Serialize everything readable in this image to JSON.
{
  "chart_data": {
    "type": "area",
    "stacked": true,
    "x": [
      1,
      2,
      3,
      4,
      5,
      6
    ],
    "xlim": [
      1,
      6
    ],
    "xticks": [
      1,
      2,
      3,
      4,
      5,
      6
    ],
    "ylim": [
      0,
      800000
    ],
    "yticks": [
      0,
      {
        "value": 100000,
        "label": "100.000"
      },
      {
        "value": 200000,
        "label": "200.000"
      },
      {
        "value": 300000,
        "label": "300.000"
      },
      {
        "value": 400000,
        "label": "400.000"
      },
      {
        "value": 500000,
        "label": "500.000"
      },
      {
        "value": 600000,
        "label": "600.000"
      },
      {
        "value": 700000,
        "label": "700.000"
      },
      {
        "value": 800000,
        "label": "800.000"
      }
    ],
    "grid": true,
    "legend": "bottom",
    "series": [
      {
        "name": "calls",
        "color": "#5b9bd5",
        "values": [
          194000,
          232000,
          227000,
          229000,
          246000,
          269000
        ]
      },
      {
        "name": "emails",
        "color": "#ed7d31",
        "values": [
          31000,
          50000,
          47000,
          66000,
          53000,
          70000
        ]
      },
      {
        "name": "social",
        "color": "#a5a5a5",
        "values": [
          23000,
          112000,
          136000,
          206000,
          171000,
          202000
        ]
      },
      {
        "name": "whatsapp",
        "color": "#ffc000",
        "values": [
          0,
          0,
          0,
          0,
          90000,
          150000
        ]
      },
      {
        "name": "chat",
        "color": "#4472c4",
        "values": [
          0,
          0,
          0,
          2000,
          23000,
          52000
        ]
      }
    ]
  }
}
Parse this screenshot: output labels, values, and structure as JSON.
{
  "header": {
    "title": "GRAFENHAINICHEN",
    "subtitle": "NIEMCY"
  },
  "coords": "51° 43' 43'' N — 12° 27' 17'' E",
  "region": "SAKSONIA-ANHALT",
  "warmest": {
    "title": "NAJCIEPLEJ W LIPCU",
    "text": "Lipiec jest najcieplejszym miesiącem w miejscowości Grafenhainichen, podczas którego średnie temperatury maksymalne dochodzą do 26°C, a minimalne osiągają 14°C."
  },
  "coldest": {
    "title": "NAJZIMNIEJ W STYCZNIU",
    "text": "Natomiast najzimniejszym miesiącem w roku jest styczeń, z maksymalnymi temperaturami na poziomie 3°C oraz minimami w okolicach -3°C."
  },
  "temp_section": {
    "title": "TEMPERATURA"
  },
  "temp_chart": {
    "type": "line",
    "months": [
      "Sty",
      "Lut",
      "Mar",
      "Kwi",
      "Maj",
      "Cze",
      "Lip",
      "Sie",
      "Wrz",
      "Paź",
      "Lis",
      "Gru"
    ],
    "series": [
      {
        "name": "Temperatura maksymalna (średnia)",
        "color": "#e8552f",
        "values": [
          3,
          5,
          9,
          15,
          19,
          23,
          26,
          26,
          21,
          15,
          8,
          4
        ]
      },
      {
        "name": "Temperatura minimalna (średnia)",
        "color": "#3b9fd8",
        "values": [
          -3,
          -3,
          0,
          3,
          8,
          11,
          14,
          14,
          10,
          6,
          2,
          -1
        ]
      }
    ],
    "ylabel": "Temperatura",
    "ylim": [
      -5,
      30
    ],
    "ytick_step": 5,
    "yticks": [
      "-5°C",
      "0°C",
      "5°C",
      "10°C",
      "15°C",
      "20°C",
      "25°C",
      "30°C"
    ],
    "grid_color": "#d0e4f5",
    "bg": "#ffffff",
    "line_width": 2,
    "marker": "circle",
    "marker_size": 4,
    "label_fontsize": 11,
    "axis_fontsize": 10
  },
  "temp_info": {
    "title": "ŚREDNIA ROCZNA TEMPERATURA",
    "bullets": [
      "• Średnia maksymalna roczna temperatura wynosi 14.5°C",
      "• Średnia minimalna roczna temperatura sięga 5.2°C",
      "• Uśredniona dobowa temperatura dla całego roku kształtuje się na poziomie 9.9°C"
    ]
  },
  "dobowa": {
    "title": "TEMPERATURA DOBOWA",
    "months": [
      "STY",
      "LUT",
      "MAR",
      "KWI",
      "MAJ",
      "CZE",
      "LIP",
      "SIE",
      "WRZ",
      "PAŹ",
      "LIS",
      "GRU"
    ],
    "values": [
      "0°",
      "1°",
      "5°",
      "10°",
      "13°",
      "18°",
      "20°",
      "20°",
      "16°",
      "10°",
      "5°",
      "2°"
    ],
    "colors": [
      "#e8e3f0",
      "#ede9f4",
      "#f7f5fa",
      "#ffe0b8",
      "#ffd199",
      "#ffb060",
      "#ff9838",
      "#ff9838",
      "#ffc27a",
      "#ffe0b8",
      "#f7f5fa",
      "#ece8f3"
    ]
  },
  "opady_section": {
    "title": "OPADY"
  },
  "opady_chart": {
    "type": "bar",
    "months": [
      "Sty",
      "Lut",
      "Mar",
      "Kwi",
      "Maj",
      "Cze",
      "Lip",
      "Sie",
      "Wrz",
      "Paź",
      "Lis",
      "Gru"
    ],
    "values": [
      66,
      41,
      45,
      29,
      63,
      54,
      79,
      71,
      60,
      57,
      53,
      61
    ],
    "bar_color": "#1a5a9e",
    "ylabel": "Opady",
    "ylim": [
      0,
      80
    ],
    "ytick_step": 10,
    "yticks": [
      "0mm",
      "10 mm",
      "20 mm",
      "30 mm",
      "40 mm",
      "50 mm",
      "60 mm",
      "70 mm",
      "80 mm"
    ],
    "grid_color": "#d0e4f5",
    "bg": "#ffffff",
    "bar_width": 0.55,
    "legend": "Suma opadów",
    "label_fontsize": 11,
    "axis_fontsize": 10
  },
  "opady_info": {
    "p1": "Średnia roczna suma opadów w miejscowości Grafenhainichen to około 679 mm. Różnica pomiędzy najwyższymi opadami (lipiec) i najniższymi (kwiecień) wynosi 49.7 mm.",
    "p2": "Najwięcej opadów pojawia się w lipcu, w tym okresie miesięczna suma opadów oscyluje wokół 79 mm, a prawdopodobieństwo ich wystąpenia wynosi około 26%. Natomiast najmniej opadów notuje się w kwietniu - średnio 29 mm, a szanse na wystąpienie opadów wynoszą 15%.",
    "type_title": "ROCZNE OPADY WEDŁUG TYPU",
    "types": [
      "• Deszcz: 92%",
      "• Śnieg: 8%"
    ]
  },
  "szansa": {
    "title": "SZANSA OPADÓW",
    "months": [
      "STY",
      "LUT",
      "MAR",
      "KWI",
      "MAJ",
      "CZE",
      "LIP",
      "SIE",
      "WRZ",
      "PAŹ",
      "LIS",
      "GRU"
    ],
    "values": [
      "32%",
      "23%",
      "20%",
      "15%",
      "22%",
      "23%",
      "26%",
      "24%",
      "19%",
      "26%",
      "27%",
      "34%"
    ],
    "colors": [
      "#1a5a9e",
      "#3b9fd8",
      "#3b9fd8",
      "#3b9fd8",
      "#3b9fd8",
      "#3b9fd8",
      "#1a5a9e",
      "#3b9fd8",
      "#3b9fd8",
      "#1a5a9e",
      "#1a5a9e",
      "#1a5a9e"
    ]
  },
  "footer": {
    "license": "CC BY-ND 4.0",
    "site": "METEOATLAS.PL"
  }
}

...

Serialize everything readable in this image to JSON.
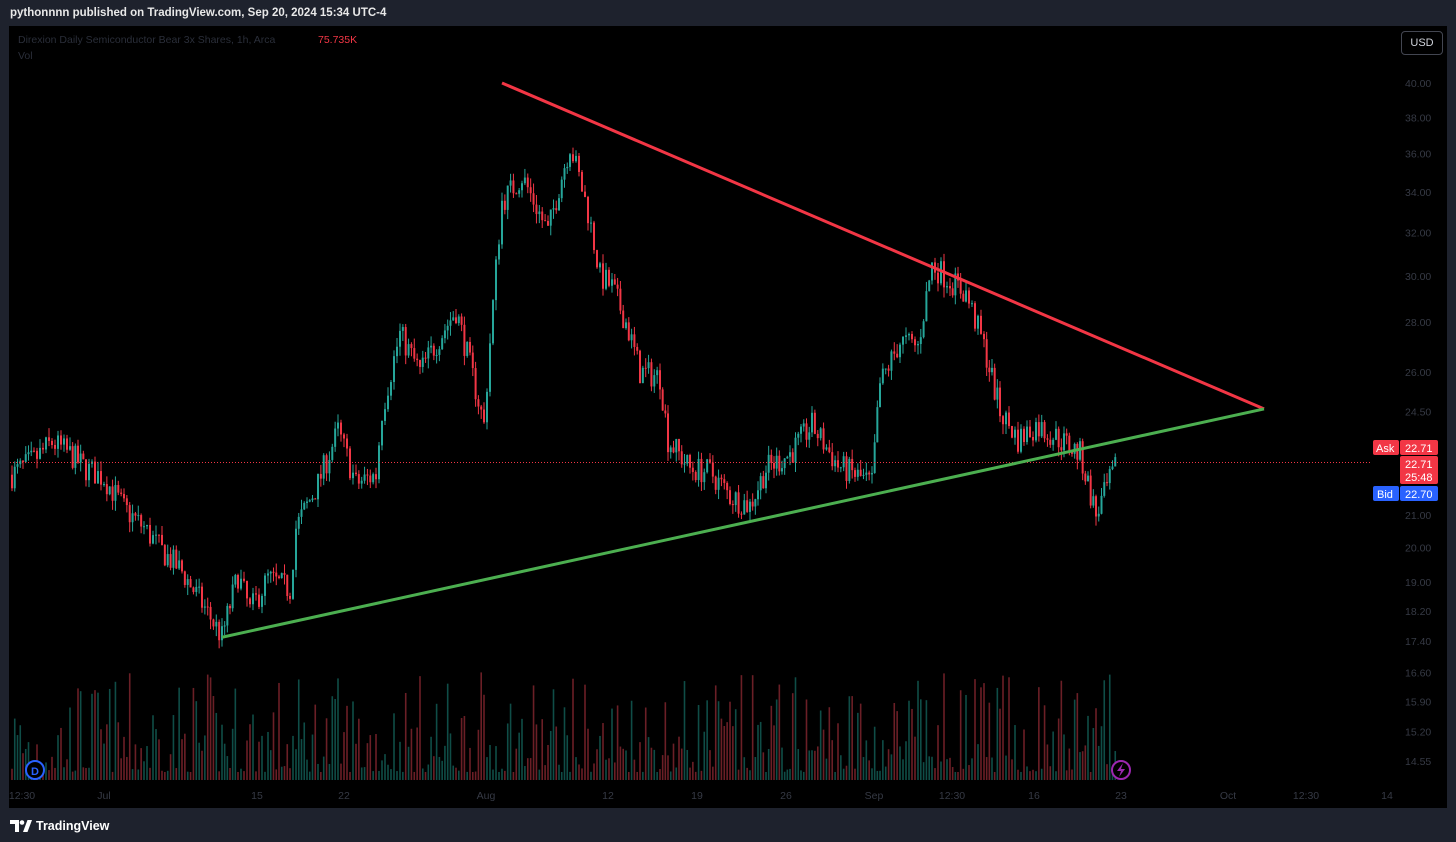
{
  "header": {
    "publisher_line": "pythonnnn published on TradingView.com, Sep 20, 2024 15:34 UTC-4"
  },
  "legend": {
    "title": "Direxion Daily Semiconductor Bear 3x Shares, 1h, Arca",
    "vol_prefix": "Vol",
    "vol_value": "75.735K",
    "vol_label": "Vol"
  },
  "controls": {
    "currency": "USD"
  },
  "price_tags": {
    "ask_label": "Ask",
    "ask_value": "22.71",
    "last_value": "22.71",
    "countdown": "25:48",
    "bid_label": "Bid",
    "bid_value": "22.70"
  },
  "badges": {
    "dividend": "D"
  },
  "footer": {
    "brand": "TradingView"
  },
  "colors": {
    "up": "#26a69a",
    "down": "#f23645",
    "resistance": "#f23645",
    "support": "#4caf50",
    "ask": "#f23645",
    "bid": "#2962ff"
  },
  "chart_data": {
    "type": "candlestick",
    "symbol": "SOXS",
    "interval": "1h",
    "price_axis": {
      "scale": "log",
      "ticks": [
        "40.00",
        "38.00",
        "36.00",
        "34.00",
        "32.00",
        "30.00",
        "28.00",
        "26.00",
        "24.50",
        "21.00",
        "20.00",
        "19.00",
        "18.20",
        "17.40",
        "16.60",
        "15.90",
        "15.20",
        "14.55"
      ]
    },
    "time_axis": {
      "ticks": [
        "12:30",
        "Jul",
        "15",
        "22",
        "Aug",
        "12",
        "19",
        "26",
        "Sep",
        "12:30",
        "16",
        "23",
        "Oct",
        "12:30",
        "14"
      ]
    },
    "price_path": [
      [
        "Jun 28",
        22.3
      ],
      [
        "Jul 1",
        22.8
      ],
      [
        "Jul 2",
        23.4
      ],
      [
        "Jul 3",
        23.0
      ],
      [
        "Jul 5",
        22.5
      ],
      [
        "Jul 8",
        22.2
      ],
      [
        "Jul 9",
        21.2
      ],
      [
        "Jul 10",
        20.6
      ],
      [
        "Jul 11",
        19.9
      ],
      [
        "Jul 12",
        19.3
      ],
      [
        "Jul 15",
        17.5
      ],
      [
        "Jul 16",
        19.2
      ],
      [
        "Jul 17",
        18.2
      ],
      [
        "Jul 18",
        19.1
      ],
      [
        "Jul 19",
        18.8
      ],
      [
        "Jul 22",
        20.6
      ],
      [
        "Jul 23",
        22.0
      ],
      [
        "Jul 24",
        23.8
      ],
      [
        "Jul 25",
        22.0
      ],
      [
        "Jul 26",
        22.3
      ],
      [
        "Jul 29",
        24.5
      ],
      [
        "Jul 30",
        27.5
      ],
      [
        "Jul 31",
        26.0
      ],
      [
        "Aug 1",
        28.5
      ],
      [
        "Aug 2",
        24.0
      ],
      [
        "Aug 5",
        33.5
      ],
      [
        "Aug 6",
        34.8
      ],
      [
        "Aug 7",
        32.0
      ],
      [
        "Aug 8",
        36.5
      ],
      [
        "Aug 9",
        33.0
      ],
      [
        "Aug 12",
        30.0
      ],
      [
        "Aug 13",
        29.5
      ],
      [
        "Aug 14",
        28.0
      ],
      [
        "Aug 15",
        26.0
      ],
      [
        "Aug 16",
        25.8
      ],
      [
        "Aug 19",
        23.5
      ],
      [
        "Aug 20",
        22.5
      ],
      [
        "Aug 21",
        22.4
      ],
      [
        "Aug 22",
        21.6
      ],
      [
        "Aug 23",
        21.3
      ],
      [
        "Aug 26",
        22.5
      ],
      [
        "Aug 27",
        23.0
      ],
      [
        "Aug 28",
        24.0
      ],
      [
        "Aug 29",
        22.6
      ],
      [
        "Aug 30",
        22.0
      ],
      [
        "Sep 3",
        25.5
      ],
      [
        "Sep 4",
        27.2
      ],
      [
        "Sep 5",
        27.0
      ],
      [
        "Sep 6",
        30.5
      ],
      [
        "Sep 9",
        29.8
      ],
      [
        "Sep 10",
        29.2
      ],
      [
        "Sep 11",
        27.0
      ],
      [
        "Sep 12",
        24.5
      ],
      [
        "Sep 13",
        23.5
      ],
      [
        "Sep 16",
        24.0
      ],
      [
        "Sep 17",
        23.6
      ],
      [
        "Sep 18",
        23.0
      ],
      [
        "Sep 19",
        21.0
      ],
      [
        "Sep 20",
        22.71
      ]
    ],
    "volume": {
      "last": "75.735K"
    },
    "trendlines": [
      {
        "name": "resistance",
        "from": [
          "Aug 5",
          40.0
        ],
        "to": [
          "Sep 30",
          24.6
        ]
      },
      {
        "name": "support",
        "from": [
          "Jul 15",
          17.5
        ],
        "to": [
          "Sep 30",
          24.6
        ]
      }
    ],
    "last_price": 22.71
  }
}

--

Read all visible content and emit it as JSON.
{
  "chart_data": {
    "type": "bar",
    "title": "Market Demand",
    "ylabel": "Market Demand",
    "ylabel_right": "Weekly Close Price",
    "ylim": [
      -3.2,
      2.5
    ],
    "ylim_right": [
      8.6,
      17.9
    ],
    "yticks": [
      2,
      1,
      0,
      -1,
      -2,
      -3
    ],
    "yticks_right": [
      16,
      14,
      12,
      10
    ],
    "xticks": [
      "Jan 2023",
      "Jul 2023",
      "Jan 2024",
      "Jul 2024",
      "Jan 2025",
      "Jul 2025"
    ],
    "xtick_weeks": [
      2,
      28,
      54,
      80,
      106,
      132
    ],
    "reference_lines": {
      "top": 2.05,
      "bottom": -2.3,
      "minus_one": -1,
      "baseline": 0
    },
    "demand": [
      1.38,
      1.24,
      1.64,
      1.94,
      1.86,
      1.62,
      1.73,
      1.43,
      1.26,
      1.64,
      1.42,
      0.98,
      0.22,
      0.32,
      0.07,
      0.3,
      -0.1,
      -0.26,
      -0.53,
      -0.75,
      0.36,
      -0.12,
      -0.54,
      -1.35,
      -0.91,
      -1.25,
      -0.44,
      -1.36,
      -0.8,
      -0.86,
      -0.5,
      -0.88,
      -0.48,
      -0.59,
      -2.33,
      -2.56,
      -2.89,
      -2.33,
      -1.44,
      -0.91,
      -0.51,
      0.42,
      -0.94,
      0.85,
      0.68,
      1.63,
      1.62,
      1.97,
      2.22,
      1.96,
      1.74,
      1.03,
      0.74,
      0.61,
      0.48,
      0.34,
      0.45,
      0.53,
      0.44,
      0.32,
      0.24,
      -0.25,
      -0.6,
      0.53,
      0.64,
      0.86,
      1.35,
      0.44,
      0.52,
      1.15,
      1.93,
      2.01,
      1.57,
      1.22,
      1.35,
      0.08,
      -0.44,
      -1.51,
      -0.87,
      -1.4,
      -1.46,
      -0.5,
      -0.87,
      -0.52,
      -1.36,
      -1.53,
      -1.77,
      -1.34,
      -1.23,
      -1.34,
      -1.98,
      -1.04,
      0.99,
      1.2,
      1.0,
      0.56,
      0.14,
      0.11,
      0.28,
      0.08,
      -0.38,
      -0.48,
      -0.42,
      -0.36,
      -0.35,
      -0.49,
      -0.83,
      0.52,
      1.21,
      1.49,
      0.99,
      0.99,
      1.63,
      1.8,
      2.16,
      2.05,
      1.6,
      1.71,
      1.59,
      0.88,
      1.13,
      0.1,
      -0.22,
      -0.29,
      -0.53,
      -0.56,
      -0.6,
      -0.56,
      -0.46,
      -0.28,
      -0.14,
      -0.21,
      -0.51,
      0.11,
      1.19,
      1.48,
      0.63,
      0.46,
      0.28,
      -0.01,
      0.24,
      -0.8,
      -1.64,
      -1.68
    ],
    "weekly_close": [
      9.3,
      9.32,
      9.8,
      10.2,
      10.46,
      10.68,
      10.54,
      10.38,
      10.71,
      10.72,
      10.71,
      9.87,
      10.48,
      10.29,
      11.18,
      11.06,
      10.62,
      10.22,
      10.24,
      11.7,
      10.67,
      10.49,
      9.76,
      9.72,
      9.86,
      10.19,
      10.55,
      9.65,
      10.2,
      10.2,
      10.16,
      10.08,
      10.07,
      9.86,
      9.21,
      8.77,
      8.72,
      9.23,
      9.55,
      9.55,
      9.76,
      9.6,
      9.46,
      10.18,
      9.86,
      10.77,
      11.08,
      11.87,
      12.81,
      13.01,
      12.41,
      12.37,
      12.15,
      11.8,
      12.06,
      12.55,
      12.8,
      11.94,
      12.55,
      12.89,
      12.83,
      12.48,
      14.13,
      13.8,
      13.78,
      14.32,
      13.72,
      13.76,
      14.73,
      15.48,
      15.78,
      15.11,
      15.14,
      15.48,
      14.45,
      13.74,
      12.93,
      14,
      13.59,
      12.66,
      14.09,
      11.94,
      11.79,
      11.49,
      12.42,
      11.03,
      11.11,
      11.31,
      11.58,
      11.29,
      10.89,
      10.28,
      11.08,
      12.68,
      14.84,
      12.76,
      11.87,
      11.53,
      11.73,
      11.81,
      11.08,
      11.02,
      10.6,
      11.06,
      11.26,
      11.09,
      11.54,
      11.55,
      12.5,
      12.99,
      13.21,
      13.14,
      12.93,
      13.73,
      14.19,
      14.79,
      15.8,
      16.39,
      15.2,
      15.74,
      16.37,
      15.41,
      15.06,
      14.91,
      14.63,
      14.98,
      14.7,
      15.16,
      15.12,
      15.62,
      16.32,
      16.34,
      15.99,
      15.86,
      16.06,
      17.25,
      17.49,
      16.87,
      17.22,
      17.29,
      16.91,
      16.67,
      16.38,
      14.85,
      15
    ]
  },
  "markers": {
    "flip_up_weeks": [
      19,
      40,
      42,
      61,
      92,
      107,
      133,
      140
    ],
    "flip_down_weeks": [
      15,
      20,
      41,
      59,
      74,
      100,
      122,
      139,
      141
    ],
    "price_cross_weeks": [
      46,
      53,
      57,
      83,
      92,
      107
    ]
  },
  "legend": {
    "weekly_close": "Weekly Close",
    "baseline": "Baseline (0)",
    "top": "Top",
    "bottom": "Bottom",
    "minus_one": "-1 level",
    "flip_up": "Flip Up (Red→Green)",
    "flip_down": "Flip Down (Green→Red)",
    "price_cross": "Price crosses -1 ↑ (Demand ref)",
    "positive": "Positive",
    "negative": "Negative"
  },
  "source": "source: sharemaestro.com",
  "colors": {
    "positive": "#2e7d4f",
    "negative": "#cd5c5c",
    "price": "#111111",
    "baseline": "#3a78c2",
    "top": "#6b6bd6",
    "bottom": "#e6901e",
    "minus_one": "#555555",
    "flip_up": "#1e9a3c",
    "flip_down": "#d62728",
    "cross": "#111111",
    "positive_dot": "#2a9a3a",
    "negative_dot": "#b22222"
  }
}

_Work instructions_
Using the listing above, pull out all lines that hold the word "Market".

_Full response_
    "title": "Market Demand",
    "ylabel": "Market Demand",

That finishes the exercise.